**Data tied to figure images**

########

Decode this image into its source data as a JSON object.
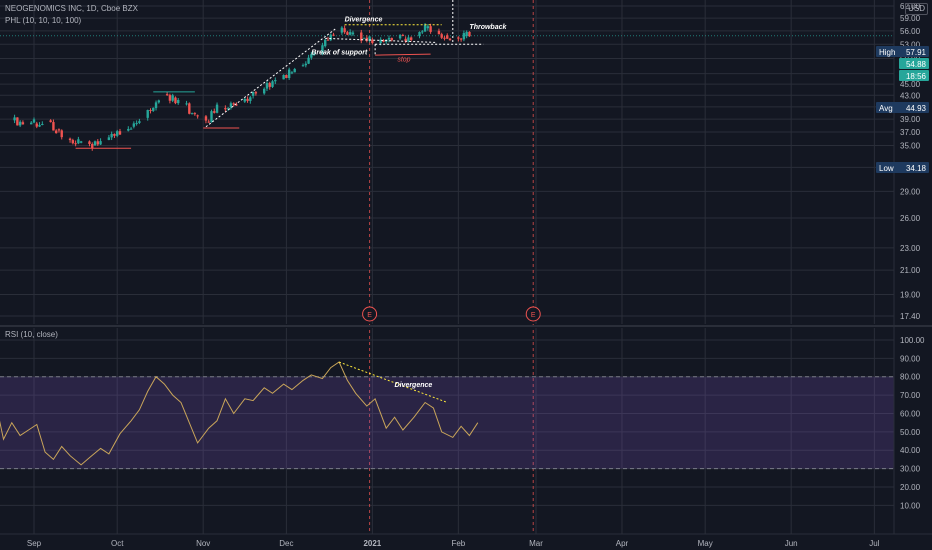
{
  "header": {
    "symbol": "NEOGENOMICS INC, 1D, Cboe BZX",
    "indicator": "PHL (10, 10, 10, 100)",
    "currency": "USD"
  },
  "colors": {
    "background": "#131722",
    "grid": "#2a2e39",
    "up": "#26a69a",
    "down": "#ef5350",
    "rsi_line": "#c9a55a",
    "rsi_band": "#7e57c2",
    "text": "#b2b5be"
  },
  "chart_data": [
    {
      "type": "candlestick",
      "title": "NEOGENOMICS INC, 1D, Cboe BZX",
      "x_ticks": [
        "Sep",
        "Oct",
        "Nov",
        "Dec",
        "2021",
        "Feb",
        "Mar",
        "Apr",
        "May",
        "Jun",
        "Jul"
      ],
      "y_ticks": [
        62.0,
        59.0,
        56.0,
        53.0,
        50.0,
        47.0,
        45.0,
        43.0,
        41.0,
        39.0,
        37.0,
        35.0,
        32.0,
        29.0,
        26.0,
        23.0,
        21.0,
        19.0,
        17.4
      ],
      "y_scale": "log",
      "price_labels": [
        {
          "label": "High",
          "value": "57.91"
        },
        {
          "label": "",
          "value": "54.88"
        },
        {
          "label": "",
          "value": "18:56"
        },
        {
          "label": "Avg",
          "value": "44.93"
        },
        {
          "label": "Low",
          "value": "34.18"
        }
      ],
      "close_series": [
        [
          "2020-08-24",
          38.8
        ],
        [
          "2020-08-27",
          38.5
        ],
        [
          "2020-09-01",
          38.3
        ],
        [
          "2020-09-04",
          38.8
        ],
        [
          "2020-09-09",
          37.4
        ],
        [
          "2020-09-12",
          36.0
        ],
        [
          "2020-09-17",
          35.4
        ],
        [
          "2020-09-22",
          35.0
        ],
        [
          "2020-09-27",
          35.8
        ],
        [
          "2020-10-02",
          37.2
        ],
        [
          "2020-10-06",
          37.8
        ],
        [
          "2020-10-10",
          39.2
        ],
        [
          "2020-10-14",
          40.8
        ],
        [
          "2020-10-17",
          43.2
        ],
        [
          "2020-10-21",
          42.6
        ],
        [
          "2020-10-25",
          41.5
        ],
        [
          "2020-10-29",
          39.6
        ],
        [
          "2020-11-02",
          38.6
        ],
        [
          "2020-11-06",
          40.8
        ],
        [
          "2020-11-10",
          40.9
        ],
        [
          "2020-11-14",
          41.9
        ],
        [
          "2020-11-18",
          42.9
        ],
        [
          "2020-11-23",
          44.2
        ],
        [
          "2020-11-27",
          45.9
        ],
        [
          "2020-12-02",
          47.2
        ],
        [
          "2020-12-06",
          48.6
        ],
        [
          "2020-12-10",
          50.7
        ],
        [
          "2020-12-14",
          52.6
        ],
        [
          "2020-12-18",
          55.6
        ],
        [
          "2020-12-21",
          56.6
        ],
        [
          "2020-12-24",
          55.2
        ],
        [
          "2020-12-28",
          54.4
        ],
        [
          "2020-12-31",
          54.0
        ],
        [
          "2021-01-04",
          53.9
        ],
        [
          "2021-01-08",
          54.3
        ],
        [
          "2021-01-12",
          54.2
        ],
        [
          "2021-01-16",
          54.8
        ],
        [
          "2021-01-20",
          56.6
        ],
        [
          "2021-01-24",
          56.0
        ],
        [
          "2021-01-27",
          55.0
        ],
        [
          "2021-01-31",
          54.5
        ],
        [
          "2021-02-03",
          54.8
        ],
        [
          "2021-02-06",
          54.88
        ]
      ],
      "annotations": [
        "Divergence",
        "Throwback",
        "Break of support",
        "stop",
        "E",
        "E"
      ]
    },
    {
      "type": "line",
      "title": "RSI (10, close)",
      "x_ticks": [
        "Sep",
        "Oct",
        "Nov",
        "Dec",
        "2021",
        "Feb",
        "Mar",
        "Apr",
        "May",
        "Jun",
        "Jul"
      ],
      "y_ticks": [
        100.0,
        90.0,
        80.0,
        70.0,
        60.0,
        50.0,
        40.0,
        30.0,
        20.0,
        10.0
      ],
      "ylim": [
        5,
        105
      ],
      "bands": [
        30,
        80
      ],
      "series": [
        {
          "name": "RSI",
          "points": [
            [
              "2020-08-18",
              67
            ],
            [
              "2020-08-21",
              46
            ],
            [
              "2020-08-24",
              55
            ],
            [
              "2020-08-27",
              48
            ],
            [
              "2020-08-30",
              51
            ],
            [
              "2020-09-02",
              54
            ],
            [
              "2020-09-05",
              39
            ],
            [
              "2020-09-08",
              35
            ],
            [
              "2020-09-11",
              42
            ],
            [
              "2020-09-14",
              37
            ],
            [
              "2020-09-18",
              32
            ],
            [
              "2020-09-21",
              36
            ],
            [
              "2020-09-25",
              41
            ],
            [
              "2020-09-28",
              38
            ],
            [
              "2020-10-02",
              49
            ],
            [
              "2020-10-06",
              56
            ],
            [
              "2020-10-09",
              62
            ],
            [
              "2020-10-12",
              72
            ],
            [
              "2020-10-15",
              80
            ],
            [
              "2020-10-18",
              76
            ],
            [
              "2020-10-21",
              70
            ],
            [
              "2020-10-24",
              66
            ],
            [
              "2020-10-27",
              55
            ],
            [
              "2020-10-30",
              44
            ],
            [
              "2020-11-03",
              52
            ],
            [
              "2020-11-06",
              56
            ],
            [
              "2020-11-09",
              68
            ],
            [
              "2020-11-12",
              60
            ],
            [
              "2020-11-16",
              68
            ],
            [
              "2020-11-19",
              67
            ],
            [
              "2020-11-23",
              74
            ],
            [
              "2020-11-26",
              71
            ],
            [
              "2020-11-30",
              76
            ],
            [
              "2020-12-03",
              73
            ],
            [
              "2020-12-07",
              78
            ],
            [
              "2020-12-10",
              81
            ],
            [
              "2020-12-14",
              79
            ],
            [
              "2020-12-17",
              85
            ],
            [
              "2020-12-20",
              88
            ],
            [
              "2020-12-23",
              78
            ],
            [
              "2020-12-26",
              71
            ],
            [
              "2020-12-30",
              64
            ],
            [
              "2021-01-02",
              68
            ],
            [
              "2021-01-06",
              52
            ],
            [
              "2021-01-09",
              58
            ],
            [
              "2021-01-12",
              51
            ],
            [
              "2021-01-16",
              58
            ],
            [
              "2021-01-20",
              66
            ],
            [
              "2021-01-23",
              63
            ],
            [
              "2021-01-26",
              50
            ],
            [
              "2021-01-30",
              47
            ],
            [
              "2021-02-02",
              53
            ],
            [
              "2021-02-05",
              48
            ],
            [
              "2021-02-08",
              55
            ]
          ]
        }
      ],
      "annotations": [
        "Divergence"
      ]
    }
  ]
}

########

Take every line above that includes "value" and list it.

**Answer area**
          "value": "57.91"
          "value": "54.88"
          "value": "18:56"
          "value": "44.93"
          "value": "34.18"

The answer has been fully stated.